### Given exercise
Take down each entry exactly as written.

### Excerpted data

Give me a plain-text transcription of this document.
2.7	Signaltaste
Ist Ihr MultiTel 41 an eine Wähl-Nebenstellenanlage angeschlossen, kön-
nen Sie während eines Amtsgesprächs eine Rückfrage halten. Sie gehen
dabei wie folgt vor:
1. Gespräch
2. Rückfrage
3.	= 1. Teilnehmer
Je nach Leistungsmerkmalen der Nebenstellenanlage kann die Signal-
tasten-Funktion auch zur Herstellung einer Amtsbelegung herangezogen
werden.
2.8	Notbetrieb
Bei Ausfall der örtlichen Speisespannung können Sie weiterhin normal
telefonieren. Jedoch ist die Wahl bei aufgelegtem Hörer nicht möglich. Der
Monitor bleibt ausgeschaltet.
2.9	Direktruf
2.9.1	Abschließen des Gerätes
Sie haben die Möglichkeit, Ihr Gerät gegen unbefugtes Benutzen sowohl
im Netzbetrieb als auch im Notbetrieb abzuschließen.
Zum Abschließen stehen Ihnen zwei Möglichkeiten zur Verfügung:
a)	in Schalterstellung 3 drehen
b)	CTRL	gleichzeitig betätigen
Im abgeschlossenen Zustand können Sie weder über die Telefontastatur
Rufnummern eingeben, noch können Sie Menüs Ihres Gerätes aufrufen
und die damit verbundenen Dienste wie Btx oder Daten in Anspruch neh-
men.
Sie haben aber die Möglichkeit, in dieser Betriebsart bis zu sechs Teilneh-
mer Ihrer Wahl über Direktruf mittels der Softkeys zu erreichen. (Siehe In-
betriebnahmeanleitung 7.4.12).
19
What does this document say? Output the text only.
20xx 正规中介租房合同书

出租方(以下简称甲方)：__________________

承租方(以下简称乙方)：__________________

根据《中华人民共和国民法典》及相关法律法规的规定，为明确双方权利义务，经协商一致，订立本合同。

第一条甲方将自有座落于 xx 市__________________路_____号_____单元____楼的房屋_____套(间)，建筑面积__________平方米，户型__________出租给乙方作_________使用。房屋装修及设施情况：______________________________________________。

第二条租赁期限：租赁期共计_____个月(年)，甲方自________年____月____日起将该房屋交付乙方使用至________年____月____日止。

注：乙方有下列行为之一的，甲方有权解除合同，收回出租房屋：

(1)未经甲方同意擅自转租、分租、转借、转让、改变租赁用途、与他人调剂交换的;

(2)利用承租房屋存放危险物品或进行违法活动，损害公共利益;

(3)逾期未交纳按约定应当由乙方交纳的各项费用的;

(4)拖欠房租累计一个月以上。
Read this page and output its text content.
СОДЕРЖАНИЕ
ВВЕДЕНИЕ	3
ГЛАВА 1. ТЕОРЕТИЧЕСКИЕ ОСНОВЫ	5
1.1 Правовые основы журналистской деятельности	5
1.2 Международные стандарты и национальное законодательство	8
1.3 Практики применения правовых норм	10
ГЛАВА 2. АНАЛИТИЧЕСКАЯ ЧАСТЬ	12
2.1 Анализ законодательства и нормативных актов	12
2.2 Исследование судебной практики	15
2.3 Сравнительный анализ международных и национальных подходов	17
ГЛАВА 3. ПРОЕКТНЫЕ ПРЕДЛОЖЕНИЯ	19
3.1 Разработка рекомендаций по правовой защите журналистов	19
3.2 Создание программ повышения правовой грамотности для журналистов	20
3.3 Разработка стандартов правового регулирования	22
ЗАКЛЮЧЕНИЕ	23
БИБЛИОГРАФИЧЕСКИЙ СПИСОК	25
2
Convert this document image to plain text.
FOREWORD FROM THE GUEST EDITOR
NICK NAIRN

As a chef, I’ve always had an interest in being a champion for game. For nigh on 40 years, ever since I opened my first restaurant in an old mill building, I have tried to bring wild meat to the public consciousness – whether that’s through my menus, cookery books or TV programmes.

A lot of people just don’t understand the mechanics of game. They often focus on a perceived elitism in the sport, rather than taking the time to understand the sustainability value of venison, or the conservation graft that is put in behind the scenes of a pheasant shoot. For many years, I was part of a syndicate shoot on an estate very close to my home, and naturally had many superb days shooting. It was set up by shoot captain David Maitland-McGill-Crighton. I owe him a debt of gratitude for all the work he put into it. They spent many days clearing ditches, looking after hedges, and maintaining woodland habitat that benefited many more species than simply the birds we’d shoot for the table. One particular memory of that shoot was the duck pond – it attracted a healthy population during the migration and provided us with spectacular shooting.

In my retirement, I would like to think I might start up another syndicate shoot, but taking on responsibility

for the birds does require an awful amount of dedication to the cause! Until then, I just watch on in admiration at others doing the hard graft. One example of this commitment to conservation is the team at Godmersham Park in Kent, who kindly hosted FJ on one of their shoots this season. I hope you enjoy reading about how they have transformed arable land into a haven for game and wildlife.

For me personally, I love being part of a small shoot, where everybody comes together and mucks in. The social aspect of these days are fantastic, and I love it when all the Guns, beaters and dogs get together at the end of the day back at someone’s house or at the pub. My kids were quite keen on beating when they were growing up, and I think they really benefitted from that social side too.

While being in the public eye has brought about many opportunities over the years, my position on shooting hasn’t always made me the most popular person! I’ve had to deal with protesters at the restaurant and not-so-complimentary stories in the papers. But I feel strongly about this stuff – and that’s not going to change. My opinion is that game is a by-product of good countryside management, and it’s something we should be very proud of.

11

### Task answer
Give me a plain-text transcription of this document.
2.7	Signaltaste
Ist Ihr MultiTel 41 an eine Wähl-Nebenstellenanlage angeschlossen, kön-
nen Sie während eines Amtsgesprächs eine Rückfrage halten. Sie gehen
dabei wie folgt vor:
1. Gespräch
2. Rückfrage
3.	= 1. Teilnehmer
Je nach Leistungsmerkmalen der Nebenstellenanlage kann die Signal-
tasten-Funktion auch zur Herstellung einer Amtsbelegung herangezogen
werden.
2.8	Notbetrieb
Bei Ausfall der örtlichen Speisespannung können Sie weiterhin normal
telefonieren. Jedoch ist die Wahl bei aufgelegtem Hörer nicht möglich. Der
Monitor bleibt ausgeschaltet.
2.9	Direktruf
2.9.1	Abschließen des Gerätes
Sie haben die Möglichkeit, Ihr Gerät gegen unbefugtes Benutzen sowohl
im Netzbetrieb als auch im Notbetrieb abzuschließen.
Zum Abschließen stehen Ihnen zwei Möglichkeiten zur Verfügung:
a)	in Schalterstellung 3 drehen
b)	CTRL	gleichzeitig betätigen
Im abgeschlossenen Zustand können Sie weder über die Telefontastatur
Rufnummern eingeben, noch können Sie Menüs Ihres Gerätes aufrufen
und die damit verbundenen Dienste wie Btx oder Daten in Anspruch neh-
men.
Sie haben aber die Möglichkeit, in dieser Betriebsart bis zu sechs Teilneh-
mer Ihrer Wahl über Direktruf mittels der Softkeys zu erreichen. (Siehe In-
betriebnahmeanleitung 7.4.12).
19
What does this document say? Output the text only.
20xx 正规中介租房合同书

出租方(以下简称甲方)：__________________

承租方(以下简称乙方)：__________________

根据《中华人民共和国民法典》及相关法律法规的规定，为明确双方权利义务，经协商一致，订立本合同。

第一条甲方将自有座落于 xx 市__________________路_____号_____单元____楼的房屋_____套(间)，建筑面积__________平方米，户型__________出租给乙方作_________使用。房屋装修及设施情况：______________________________________________。

第二条租赁期限：租赁期共计_____个月(年)，甲方自________年____月____日起将该房屋交付乙方使用至________年____月____日止。

注：乙方有下列行为之一的，甲方有权解除合同，收回出租房屋：

(1)未经甲方同意擅自转租、分租、转借、转让、改变租赁用途、与他人调剂交换的;

(2)利用承租房屋存放危险物品或进行违法活动，损害公共利益;

(3)逾期未交纳按约定应当由乙方交纳的各项费用的;

(4)拖欠房租累计一个月以上。
Read this page and output its text content.
СОДЕРЖАНИЕ
ВВЕДЕНИЕ	3
ГЛАВА 1. ТЕОРЕТИЧЕСКИЕ ОСНОВЫ	5
1.1 Правовые основы журналистской деятельности	5
1.2 Международные стандарты и национальное законодательство	8
1.3 Практики применения правовых норм	10
ГЛАВА 2. АНАЛИТИЧЕСКАЯ ЧАСТЬ	12
2.1 Анализ законодательства и нормативных актов	12
2.2 Исследование судебной практики	15
2.3 Сравнительный анализ международных и национальных подходов	17
ГЛАВА 3. ПРОЕКТНЫЕ ПРЕДЛОЖЕНИЯ	19
3.1 Разработка рекомендаций по правовой защите журналистов	19
3.2 Создание программ повышения правовой грамотности для журналистов	20
3.3 Разработка стандартов правового регулирования	22
ЗАКЛЮЧЕНИЕ	23
БИБЛИОГРАФИЧЕСКИЙ СПИСОК	25
2
Convert this document image to plain text.
FOREWORD FROM THE GUEST EDITOR
NICK NAIRN

As a chef, I’ve always had an interest in being a champion for game. For nigh on 40 years, ever since I opened my first restaurant in an old mill building, I have tried to bring wild meat to the public consciousness – whether that’s through my menus, cookery books or TV programmes.

A lot of people just don’t understand the mechanics of game. They often focus on a perceived elitism in the sport, rather than taking the time to understand the sustainability value of venison, or the conservation graft that is put in behind the scenes of a pheasant shoot. For many years, I was part of a syndicate shoot on an estate very close to my home, and naturally had many superb days shooting. It was set up by shoot captain David Maitland-McGill-Crighton. I owe him a debt of gratitude for all the work he put into it. They spent many days clearing ditches, looking after hedges, and maintaining woodland habitat that benefited many more species than simply the birds we’d shoot for the table. One particular memory of that shoot was the duck pond – it attracted a healthy population during the migration and provided us with spectacular shooting.

In my retirement, I would like to think I might start up another syndicate shoot, but taking on responsibility

for the birds does require an awful amount of dedication to the cause! Until then, I just watch on in admiration at others doing the hard graft. One example of this commitment to conservation is the team at Godmersham Park in Kent, who kindly hosted FJ on one of their shoots this season. I hope you enjoy reading about how they have transformed arable land into a haven for game and wildlife.

For me personally, I love being part of a small shoot, where everybody comes together and mucks in. The social aspect of these days are fantastic, and I love it when all the Guns, beaters and dogs get together at the end of the day back at someone’s house or at the pub. My kids were quite keen on beating when they were growing up, and I think they really benefitted from that social side too.

While being in the public eye has brought about many opportunities over the years, my position on shooting hasn’t always made me the most popular person! I’ve had to deal with protesters at the restaurant and not-so-complimentary stories in the papers. But I feel strongly about this stuff – and that’s not going to change. My opinion is that game is a by-product of good countryside management, and it’s something we should be very proud of.

11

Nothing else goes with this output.